### Exercise goal
Sort through the entries below and pull out lines containing the word "bold".

========================================================================

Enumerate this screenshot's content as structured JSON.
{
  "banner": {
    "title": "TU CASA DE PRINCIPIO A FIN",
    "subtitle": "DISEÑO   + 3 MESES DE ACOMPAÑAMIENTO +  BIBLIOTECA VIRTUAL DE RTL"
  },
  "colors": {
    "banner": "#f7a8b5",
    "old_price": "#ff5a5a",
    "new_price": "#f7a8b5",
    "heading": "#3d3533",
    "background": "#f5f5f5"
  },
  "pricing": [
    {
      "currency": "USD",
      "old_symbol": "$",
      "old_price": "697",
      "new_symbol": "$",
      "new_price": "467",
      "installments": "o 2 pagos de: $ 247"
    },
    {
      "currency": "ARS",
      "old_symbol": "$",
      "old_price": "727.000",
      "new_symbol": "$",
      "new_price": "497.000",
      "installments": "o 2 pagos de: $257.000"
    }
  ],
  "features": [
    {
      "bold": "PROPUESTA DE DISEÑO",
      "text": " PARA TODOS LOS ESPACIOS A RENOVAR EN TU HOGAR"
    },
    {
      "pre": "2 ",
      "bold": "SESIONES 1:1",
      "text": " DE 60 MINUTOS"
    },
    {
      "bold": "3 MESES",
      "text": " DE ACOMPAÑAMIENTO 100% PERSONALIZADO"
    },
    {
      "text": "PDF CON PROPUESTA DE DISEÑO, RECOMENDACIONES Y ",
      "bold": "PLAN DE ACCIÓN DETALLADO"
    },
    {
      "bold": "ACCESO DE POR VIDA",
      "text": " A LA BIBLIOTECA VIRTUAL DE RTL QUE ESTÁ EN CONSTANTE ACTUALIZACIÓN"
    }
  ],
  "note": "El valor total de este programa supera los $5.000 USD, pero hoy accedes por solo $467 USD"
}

========================================================================

### Completed exercise
      "bold": "PROPUESTA DE DISEÑO",
      "bold": "SESIONES 1:1",
      "bold": "3 MESES",
      "bold": "PLAN DE ACCIÓN DETALLADO"
      "bold": "ACCESO DE POR VIDA",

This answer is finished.